## start Provided entries

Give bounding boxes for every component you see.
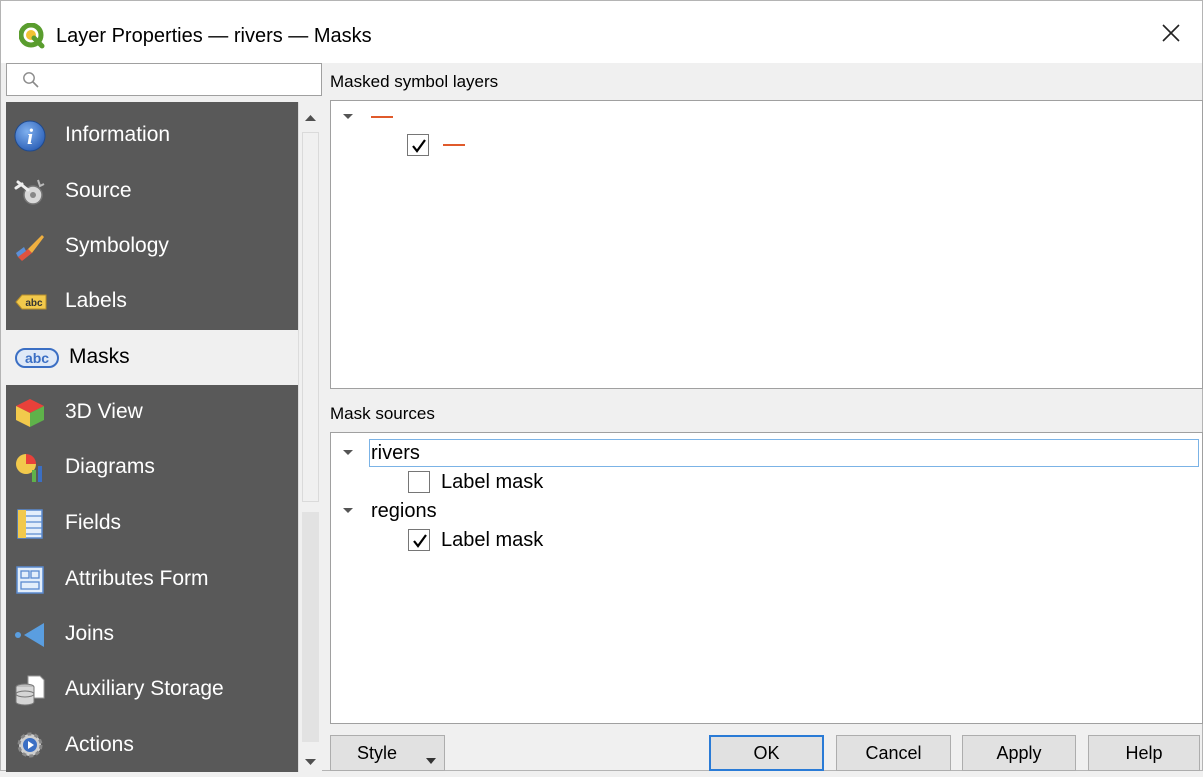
layer-name: rivers bbox=[371, 442, 420, 464]
3d-view-icon bbox=[14, 397, 46, 429]
sidebar-item-auxiliary-storage[interactable]: Auxiliary Storage bbox=[6, 662, 298, 717]
line-symbol-icon bbox=[443, 144, 465, 146]
tree-row-regions-label-mask[interactable]: Label mask bbox=[408, 527, 543, 553]
diagrams-icon bbox=[14, 452, 46, 484]
sidebar-item-label: Diagrams bbox=[65, 455, 155, 478]
search-box[interactable] bbox=[6, 63, 322, 96]
title-bar: Layer Properties — rivers — Masks bbox=[1, 1, 1202, 63]
style-dropdown-button[interactable]: Style bbox=[330, 735, 445, 771]
sidebar-item-label: Symbology bbox=[65, 234, 169, 257]
sidebar-item-source[interactable]: Source bbox=[6, 164, 298, 219]
tree-row-rivers-label-mask[interactable]: Label mask bbox=[408, 469, 543, 495]
sidebar: i Information Source Symbology abc Label… bbox=[6, 63, 322, 772]
close-icon bbox=[1162, 23, 1180, 47]
search-input[interactable] bbox=[47, 67, 317, 93]
nav-list: i Information Source Symbology abc Label… bbox=[6, 102, 298, 772]
layer-name: regions bbox=[371, 500, 437, 522]
scroll-down-arrow-icon[interactable] bbox=[299, 752, 322, 772]
symbol-layer-checkbox[interactable] bbox=[407, 134, 429, 156]
label-mask-checkbox[interactable] bbox=[408, 529, 430, 551]
apply-button[interactable]: Apply bbox=[962, 735, 1076, 771]
ok-button[interactable]: OK bbox=[709, 735, 824, 771]
symbology-icon bbox=[14, 231, 46, 263]
sidebar-item-diagrams[interactable]: Diagrams bbox=[6, 440, 298, 495]
joins-icon bbox=[14, 619, 46, 651]
sidebar-item-label: 3D View bbox=[65, 400, 143, 423]
sidebar-scrollbar[interactable] bbox=[298, 102, 322, 772]
information-icon: i bbox=[14, 120, 46, 152]
expand-arrow-icon[interactable] bbox=[341, 446, 355, 460]
label-mask-checkbox[interactable] bbox=[408, 471, 430, 493]
sidebar-item-label: Masks bbox=[69, 345, 130, 368]
tree-row[interactable] bbox=[407, 132, 465, 158]
sidebar-item-joins[interactable]: Joins bbox=[6, 607, 298, 662]
scroll-up-arrow-icon[interactable] bbox=[299, 108, 322, 128]
layer-properties-dialog: Layer Properties — rivers — Masks i Info… bbox=[0, 0, 1203, 772]
sidebar-item-label: Actions bbox=[65, 733, 134, 756]
line-symbol-icon bbox=[371, 116, 393, 118]
chevron-down-icon bbox=[425, 749, 437, 770]
qgis-icon bbox=[18, 22, 45, 49]
attributes-form-icon bbox=[14, 564, 46, 596]
mask-sources-tree[interactable]: rivers Label mask regions Label mask bbox=[330, 432, 1203, 724]
cancel-button[interactable]: Cancel bbox=[836, 735, 951, 771]
sidebar-item-information[interactable]: i Information bbox=[6, 108, 298, 163]
close-button[interactable] bbox=[1151, 17, 1191, 53]
fields-icon bbox=[14, 508, 46, 540]
sidebar-item-masks[interactable]: abc Masks bbox=[6, 330, 298, 385]
label-mask-text: Label mask bbox=[441, 471, 544, 493]
sidebar-item-label: Labels bbox=[65, 289, 127, 312]
expand-arrow-icon[interactable] bbox=[341, 110, 355, 124]
sidebar-item-label: Joins bbox=[65, 622, 115, 645]
masked-symbol-layers-title: Masked symbol layers bbox=[330, 72, 499, 91]
sidebar-item-labels[interactable]: abc Labels bbox=[6, 274, 298, 329]
mask-sources-title: Mask sources bbox=[330, 404, 435, 423]
sidebar-item-label: Auxiliary Storage bbox=[65, 677, 224, 700]
help-button-label: Help bbox=[1125, 742, 1163, 763]
svg-text:i: i bbox=[27, 124, 34, 149]
selected-row-highlight bbox=[369, 439, 1199, 467]
sidebar-item-label: Source bbox=[65, 179, 132, 202]
sidebar-item-fields[interactable]: Fields bbox=[6, 496, 298, 551]
tree-row-regions[interactable]: regions bbox=[341, 498, 437, 524]
label-mask-text: Label mask bbox=[441, 529, 544, 551]
scroll-track[interactable] bbox=[302, 512, 319, 742]
sidebar-item-label: Information bbox=[65, 123, 171, 146]
sidebar-item-3d-view[interactable]: 3D View bbox=[6, 385, 298, 440]
labels-icon: abc bbox=[14, 286, 47, 318]
auxiliary-storage-icon bbox=[14, 674, 46, 706]
tree-row-rivers[interactable]: rivers bbox=[341, 440, 420, 466]
expand-arrow-icon[interactable] bbox=[341, 504, 355, 518]
masks-icon: abc bbox=[14, 342, 59, 374]
svg-text:abc: abc bbox=[25, 350, 49, 366]
source-icon bbox=[14, 176, 46, 208]
sidebar-item-label: Attributes Form bbox=[65, 567, 209, 590]
svg-text:abc: abc bbox=[25, 298, 43, 309]
help-button[interactable]: Help bbox=[1088, 735, 1200, 771]
style-button-label: Style bbox=[357, 742, 398, 763]
window-title: Layer Properties — rivers — Masks bbox=[56, 25, 372, 47]
scroll-thumb[interactable] bbox=[302, 132, 319, 502]
search-icon bbox=[22, 71, 40, 89]
sidebar-item-label: Fields bbox=[65, 511, 122, 534]
apply-button-label: Apply bbox=[996, 742, 1042, 763]
sidebar-item-symbology[interactable]: Symbology bbox=[6, 219, 298, 274]
actions-icon bbox=[14, 730, 46, 762]
cancel-button-label: Cancel bbox=[865, 742, 922, 763]
sidebar-item-actions[interactable]: Actions bbox=[6, 718, 298, 772]
masked-symbol-layers-tree[interactable] bbox=[330, 100, 1203, 389]
tree-row[interactable] bbox=[341, 104, 393, 130]
ok-button-label: OK bbox=[753, 742, 780, 763]
sidebar-item-attributes-form[interactable]: Attributes Form bbox=[6, 552, 298, 607]
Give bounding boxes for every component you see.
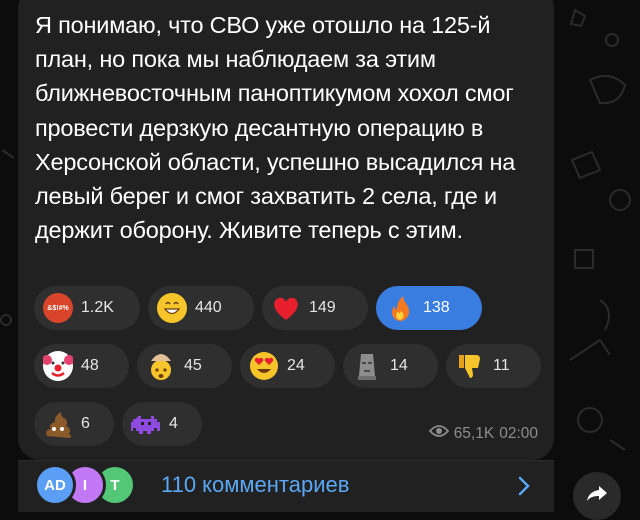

## end Provided entries

Work to be completed: Replace "Auxiliary Storage" with "Extra Storage" in the lines from the one containing "layer-name: rivers bbox=[371, 442, 420, 464]" through the one containing "diagrams-icon bbox=[14, 452, 46, 484]", inclusive. Output only those lines and keep everything else in them the same.

The result:
layer-name: rivers bbox=[371, 442, 420, 464]
3d-view-icon bbox=[14, 397, 46, 429]
sidebar-item-auxiliary-storage[interactable]: Extra Storage bbox=[6, 662, 298, 717]
line-symbol-icon bbox=[443, 144, 465, 146]
tree-row-regions-label-mask[interactable]: Label mask bbox=[408, 527, 543, 553]
diagrams-icon bbox=[14, 452, 46, 484]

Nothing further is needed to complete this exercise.